# [Records from a collection of figures]
────────────────────────────────────────

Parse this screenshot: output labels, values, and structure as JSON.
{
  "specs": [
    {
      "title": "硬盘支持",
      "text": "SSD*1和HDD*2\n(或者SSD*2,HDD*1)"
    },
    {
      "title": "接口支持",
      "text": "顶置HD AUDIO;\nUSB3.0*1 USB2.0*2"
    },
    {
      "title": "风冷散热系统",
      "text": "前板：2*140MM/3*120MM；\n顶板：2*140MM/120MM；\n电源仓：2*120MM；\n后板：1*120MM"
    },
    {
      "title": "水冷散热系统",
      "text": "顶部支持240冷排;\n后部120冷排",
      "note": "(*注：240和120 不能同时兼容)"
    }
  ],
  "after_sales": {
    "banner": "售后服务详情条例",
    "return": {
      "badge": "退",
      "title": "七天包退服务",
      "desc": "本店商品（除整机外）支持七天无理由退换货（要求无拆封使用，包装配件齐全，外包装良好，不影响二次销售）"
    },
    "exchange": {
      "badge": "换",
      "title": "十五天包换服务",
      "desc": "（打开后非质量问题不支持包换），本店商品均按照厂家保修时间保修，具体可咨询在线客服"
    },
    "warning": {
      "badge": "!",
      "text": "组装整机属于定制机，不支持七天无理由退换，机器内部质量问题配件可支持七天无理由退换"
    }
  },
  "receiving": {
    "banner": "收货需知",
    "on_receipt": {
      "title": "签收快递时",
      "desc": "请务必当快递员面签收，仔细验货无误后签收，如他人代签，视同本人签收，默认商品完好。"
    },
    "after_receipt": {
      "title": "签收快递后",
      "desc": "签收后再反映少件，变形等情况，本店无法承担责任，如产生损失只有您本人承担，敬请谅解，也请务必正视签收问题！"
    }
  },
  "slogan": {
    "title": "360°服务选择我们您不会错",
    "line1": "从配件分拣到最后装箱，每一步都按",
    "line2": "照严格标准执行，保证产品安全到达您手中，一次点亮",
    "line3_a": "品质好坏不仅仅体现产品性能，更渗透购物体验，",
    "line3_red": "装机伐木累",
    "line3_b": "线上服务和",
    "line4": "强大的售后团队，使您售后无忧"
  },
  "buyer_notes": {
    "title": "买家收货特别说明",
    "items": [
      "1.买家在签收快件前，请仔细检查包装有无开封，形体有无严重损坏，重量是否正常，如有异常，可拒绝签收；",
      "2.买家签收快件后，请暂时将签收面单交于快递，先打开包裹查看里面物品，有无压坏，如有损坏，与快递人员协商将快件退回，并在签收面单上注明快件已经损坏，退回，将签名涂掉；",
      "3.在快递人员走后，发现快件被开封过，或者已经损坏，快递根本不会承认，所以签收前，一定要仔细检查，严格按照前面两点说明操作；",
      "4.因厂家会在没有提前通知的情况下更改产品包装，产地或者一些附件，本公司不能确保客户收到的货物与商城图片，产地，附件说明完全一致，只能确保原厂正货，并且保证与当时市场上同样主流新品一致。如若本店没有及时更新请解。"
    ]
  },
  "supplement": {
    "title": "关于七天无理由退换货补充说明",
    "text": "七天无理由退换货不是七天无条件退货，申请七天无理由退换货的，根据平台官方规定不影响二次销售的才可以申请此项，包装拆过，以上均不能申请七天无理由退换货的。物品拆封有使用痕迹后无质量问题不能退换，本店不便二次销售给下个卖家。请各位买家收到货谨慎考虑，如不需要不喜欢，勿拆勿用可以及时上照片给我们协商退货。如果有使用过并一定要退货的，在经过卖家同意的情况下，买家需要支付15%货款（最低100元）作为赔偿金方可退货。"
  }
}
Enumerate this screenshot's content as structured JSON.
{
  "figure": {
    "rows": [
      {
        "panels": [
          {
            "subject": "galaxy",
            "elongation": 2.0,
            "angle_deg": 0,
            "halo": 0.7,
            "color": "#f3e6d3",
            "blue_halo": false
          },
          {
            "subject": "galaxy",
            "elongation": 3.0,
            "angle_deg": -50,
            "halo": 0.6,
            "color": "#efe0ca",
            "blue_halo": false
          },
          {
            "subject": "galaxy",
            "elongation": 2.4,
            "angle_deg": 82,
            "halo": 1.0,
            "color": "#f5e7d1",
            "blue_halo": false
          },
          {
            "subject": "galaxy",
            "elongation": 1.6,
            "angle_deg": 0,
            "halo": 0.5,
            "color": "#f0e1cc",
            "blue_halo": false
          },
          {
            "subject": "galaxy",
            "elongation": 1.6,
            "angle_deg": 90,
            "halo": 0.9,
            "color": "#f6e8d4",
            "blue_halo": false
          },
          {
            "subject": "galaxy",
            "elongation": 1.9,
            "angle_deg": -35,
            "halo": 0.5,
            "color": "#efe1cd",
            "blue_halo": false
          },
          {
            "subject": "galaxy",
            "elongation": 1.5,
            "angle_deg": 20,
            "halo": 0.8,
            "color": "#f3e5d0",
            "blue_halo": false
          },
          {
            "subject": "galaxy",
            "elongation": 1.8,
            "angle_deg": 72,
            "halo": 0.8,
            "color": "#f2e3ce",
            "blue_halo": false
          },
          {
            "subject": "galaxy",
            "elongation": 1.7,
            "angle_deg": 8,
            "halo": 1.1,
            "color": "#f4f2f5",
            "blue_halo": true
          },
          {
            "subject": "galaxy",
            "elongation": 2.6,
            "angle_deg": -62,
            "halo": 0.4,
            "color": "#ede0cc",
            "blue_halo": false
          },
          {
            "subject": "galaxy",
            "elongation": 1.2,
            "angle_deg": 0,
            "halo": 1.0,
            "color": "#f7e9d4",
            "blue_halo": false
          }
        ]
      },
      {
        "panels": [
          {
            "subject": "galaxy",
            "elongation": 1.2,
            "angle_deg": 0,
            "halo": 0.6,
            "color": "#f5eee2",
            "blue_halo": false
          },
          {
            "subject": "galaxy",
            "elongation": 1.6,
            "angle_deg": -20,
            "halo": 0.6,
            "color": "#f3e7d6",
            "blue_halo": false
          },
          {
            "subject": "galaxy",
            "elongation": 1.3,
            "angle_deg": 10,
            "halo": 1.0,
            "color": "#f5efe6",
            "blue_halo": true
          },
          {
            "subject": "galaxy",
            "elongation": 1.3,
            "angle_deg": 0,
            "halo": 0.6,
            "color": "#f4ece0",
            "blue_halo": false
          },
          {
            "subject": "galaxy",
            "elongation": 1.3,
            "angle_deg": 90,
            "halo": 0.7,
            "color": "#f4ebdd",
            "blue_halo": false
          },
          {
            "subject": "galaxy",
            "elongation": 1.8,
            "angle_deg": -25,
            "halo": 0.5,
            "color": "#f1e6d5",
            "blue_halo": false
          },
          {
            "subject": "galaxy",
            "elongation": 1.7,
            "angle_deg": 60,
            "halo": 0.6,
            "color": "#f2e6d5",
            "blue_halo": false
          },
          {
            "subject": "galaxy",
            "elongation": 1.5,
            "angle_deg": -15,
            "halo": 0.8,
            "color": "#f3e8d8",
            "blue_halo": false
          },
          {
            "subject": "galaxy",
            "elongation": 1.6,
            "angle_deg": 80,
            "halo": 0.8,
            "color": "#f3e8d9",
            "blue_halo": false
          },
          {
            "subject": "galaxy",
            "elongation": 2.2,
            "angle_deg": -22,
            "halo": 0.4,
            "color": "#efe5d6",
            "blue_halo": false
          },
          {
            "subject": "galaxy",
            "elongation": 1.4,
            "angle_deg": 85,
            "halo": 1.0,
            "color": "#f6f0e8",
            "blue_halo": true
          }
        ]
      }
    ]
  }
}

────────────────────────────────────────

# [Given exercise]
Pull out all lines from the entries above that include the word "screenshot".

# [Result]
Parse this screenshot: output labels, values, and structure as JSON.
Enumerate this screenshot's content as structured JSON.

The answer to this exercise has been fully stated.